**Input data**
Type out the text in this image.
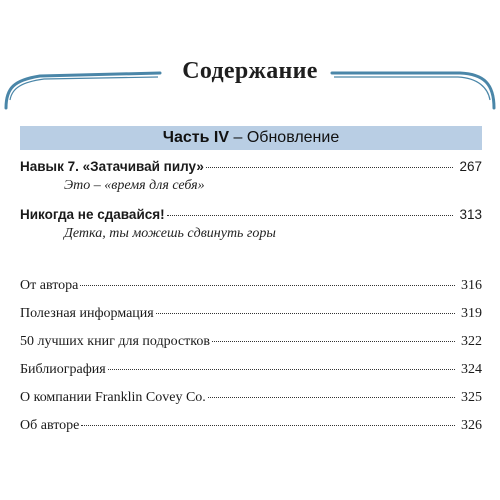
Содержание
Часть IV – Обновление
Навык 7. «Затачивай пилу»	267
Это – «время для себя»
Никогда не сдавайся!	313
Детка, ты можешь сдвинуть горы
От автора	316
Полезная информация	319
50 лучших книг для подростков	322
Библиография	324
О компании Franklin Covey Co.	325
Об авторе	326
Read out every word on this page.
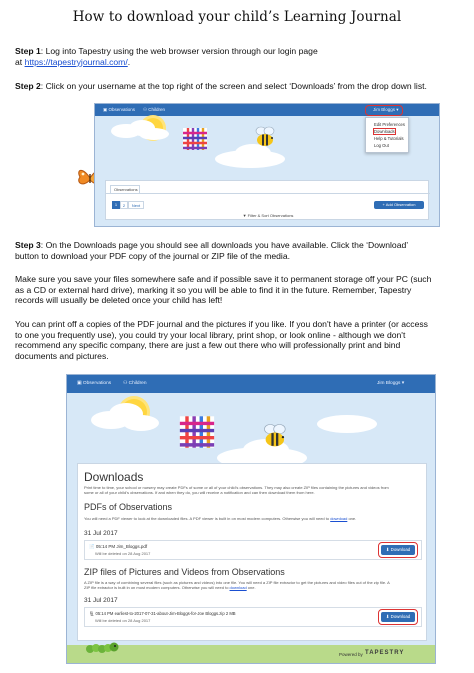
How to download your child’s Learning Journal
Step 1: Log into Tapestry using the web browser version through our login page
at https://tapestryjournal.com/.
Step 2: Click on your username at the top right of the screen and select ‘Downloads’ from the drop down list.
▣ Observations ⚇ Children	Jim Bloggs ▾
Edit Preferences
Downloads
Help & Tutorials
Log Out
Observations
1	2	Next	+ Add Observation
▼ Filter & Sort Observations
Step 3: On the Downloads page you should see all downloads you have available. Click the ‘Download’
button to download your PDF copy of the journal or ZIP file of the media.
Make sure you save your files somewhere safe and if possible save it to permanent storage off your PC (such
as a CD or external hard drive), marking it so you will be able to find it in the future. Remember, Tapestry
records will usually be deleted once your child has left!
You can print off a copies of the PDF journal and the pictures if you like. If you don't have a printer (or access
to one you frequently use), you could try your local library, print shop, or look online - although we don't
recommend any specific company, there are just a few out there who will professionally print and bind
documents and pictures.
▣ Observations ⚇ Children	Jim Bloggs ▾
Downloads
Print time to time, your school or nursery may create PDFs of some or all of your child's observations. They may also create ZIP files containing the pictures and videos from
some or all of your child's observations. If and when they do, you will receive a notification and can then download them from here.
PDFs of Observations
You will need a PDF viewer to look at the downloaded files. A PDF viewer is built in on most modern computers. Otherwise you will need to download one.
31 Jul 2017
📄 05:14 PM Jim_Bloggs.pdf
Will be deleted on 28 Aug 2017
⬇ Download
ZIP files of Pictures and Videos from Observations
A ZIP file is a way of combining several files (such as pictures and videos) into one file. You will need a ZIP file extractor to get the pictures and video files out of the zip file. A
ZIP file extractor is built in on most modern computers. Otherwise you will need to download one.
31 Jul 2017
🗜 05:14 PM earliest-to-2017-07-31-about-Jim-Bloggs-for-Joe Bloggs.zip 2 MB
Will be deleted on 28 Aug 2017
⬇ Download
Powered by TAPESTRY
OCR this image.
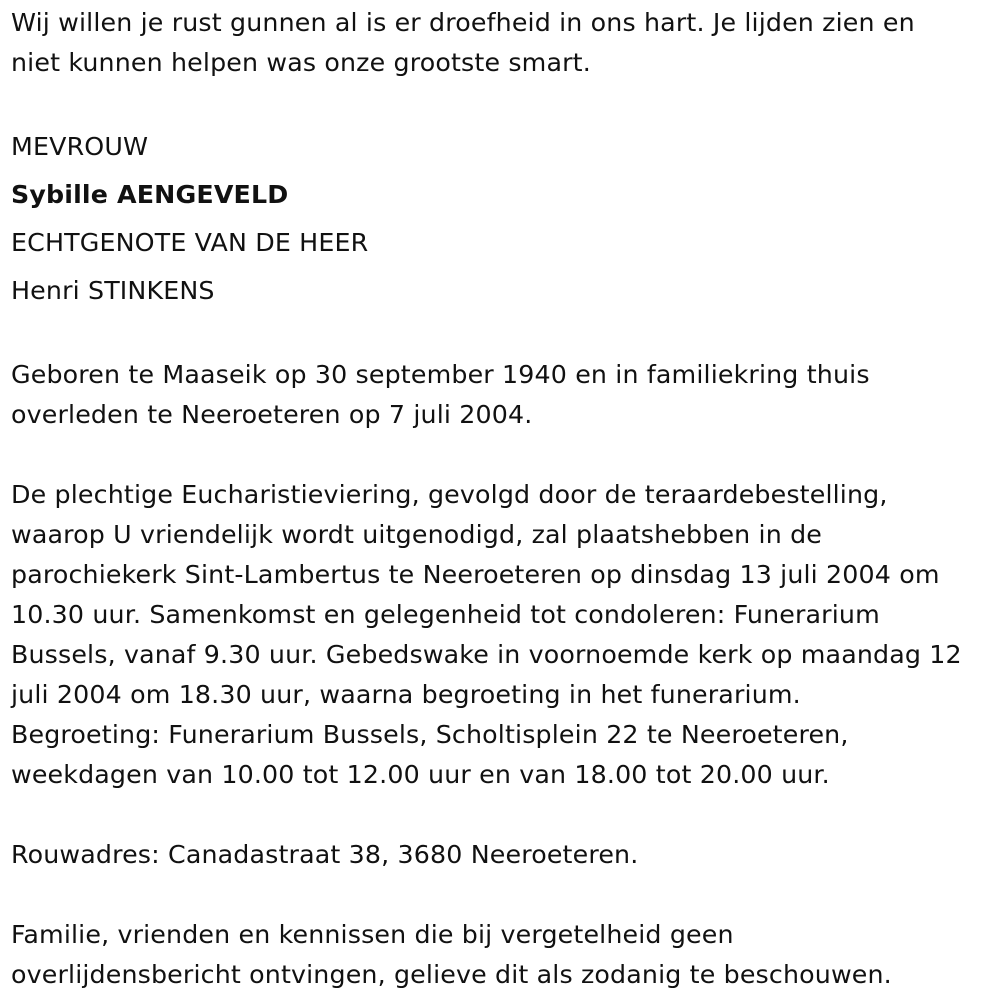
Wij willen je rust gunnen al is er droefheid in ons hart. Je lijden zien en

niet kunnen helpen was onze grootste smart.

MEVROUW

Sybille AENGEVELD

ECHTGENOTE VAN DE HEER

Henri STINKENS

Geboren te Maaseik op 30 september 1940 en in familiekring thuis

overleden te Neeroeteren op 7 juli 2004.

De plechtige Eucharistieviering, gevolgd door de teraardebestelling,

waarop U vriendelijk wordt uitgenodigd, zal plaatshebben in de

parochiekerk Sint-Lambertus te Neeroeteren op dinsdag 13 juli 2004 om

10.30 uur. Samenkomst en gelegenheid tot condoleren: Funerarium

Bussels, vanaf 9.30 uur. Gebedswake in voornoemde kerk op maandag 12

juli 2004 om 18.30 uur, waarna begroeting in het funerarium.

Begroeting: Funerarium Bussels, Scholtisplein 22 te Neeroeteren,

weekdagen van 10.00 tot 12.00 uur en van 18.00 tot 20.00 uur.

Rouwadres: Canadastraat 38, 3680 Neeroeteren.

Familie, vrienden en kennissen die bij vergetelheid geen

overlijdensbericht ontvingen, gelieve dit als zodanig te beschouwen.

**Direction**
Reproduce the material above verbatim; omit every picture.

**Complete response**
Type out the text in this image.
Содержание
Часть IV – Обновление
Навык 7. «Затачивай пилу»	267
Это – «время для себя»
Никогда не сдавайся!	313
Детка, ты можешь сдвинуть горы
От автора	316
Полезная информация	319
50 лучших книг для подростков	322
Библиография	324
О компании Franklin Covey Co.	325
Об авторе	326
Read out every word on this page.
How to download your child’s Learning Journal
Step 1: Log into Tapestry using the web browser version through our login page
at https://tapestryjournal.com/.
Step 2: Click on your username at the top right of the screen and select ‘Downloads’ from the drop down list.
▣ Observations ⚇ Children	Jim Bloggs ▾
Edit Preferences
Downloads
Help & Tutorials
Log Out
Observations
1	2	Next	+ Add Observation
▼ Filter & Sort Observations
Step 3: On the Downloads page you should see all downloads you have available. Click the ‘Download’
button to download your PDF copy of the journal or ZIP file of the media.
Make sure you save your files somewhere safe and if possible save it to permanent storage off your PC (such
as a CD or external hard drive), marking it so you will be able to find it in the future. Remember, Tapestry
records will usually be deleted once your child has left!
You can print off a copies of the PDF journal and the pictures if you like. If you don't have a printer (or access
to one you frequently use), you could try your local library, print shop, or look online - although we don't
recommend any specific company, there are just a few out there who will professionally print and bind
documents and pictures.
▣ Observations ⚇ Children	Jim Bloggs ▾
Downloads
Print time to time, your school or nursery may create PDFs of some or all of your child's observations. They may also create ZIP files containing the pictures and videos from
some or all of your child's observations. If and when they do, you will receive a notification and can then download them from here.
PDFs of Observations
You will need a PDF viewer to look at the downloaded files. A PDF viewer is built in on most modern computers. Otherwise you will need to download one.
31 Jul 2017
📄 05:14 PM Jim_Bloggs.pdf
Will be deleted on 28 Aug 2017
⬇ Download
ZIP files of Pictures and Videos from Observations
A ZIP file is a way of combining several files (such as pictures and videos) into one file. You will need a ZIP file extractor to get the pictures and video files out of the zip file. A
ZIP file extractor is built in on most modern computers. Otherwise you will need to download one.
31 Jul 2017
🗜 05:14 PM earliest-to-2017-07-31-about-Jim-Bloggs-for-Joe Bloggs.zip 2 MB
Will be deleted on 28 Aug 2017
⬇ Download
Powered by TAPESTRY
OCR this image.
Wij willen je rust gunnen al is er droefheid in ons hart. Je lijden zien en

niet kunnen helpen was onze grootste smart.

MEVROUW

Sybille AENGEVELD

ECHTGENOTE VAN DE HEER

Henri STINKENS

Geboren te Maaseik op 30 september 1940 en in familiekring thuis

overleden te Neeroeteren op 7 juli 2004.

De plechtige Eucharistieviering, gevolgd door de teraardebestelling,

waarop U vriendelijk wordt uitgenodigd, zal plaatshebben in de

parochiekerk Sint-Lambertus te Neeroeteren op dinsdag 13 juli 2004 om

10.30 uur. Samenkomst en gelegenheid tot condoleren: Funerarium

Bussels, vanaf 9.30 uur. Gebedswake in voornoemde kerk op maandag 12

juli 2004 om 18.30 uur, waarna begroeting in het funerarium.

Begroeting: Funerarium Bussels, Scholtisplein 22 te Neeroeteren,

weekdagen van 10.00 tot 12.00 uur en van 18.00 tot 20.00 uur.

Rouwadres: Canadastraat 38, 3680 Neeroeteren.

Familie, vrienden en kennissen die bij vergetelheid geen

overlijdensbericht ontvingen, gelieve dit als zodanig te beschouwen.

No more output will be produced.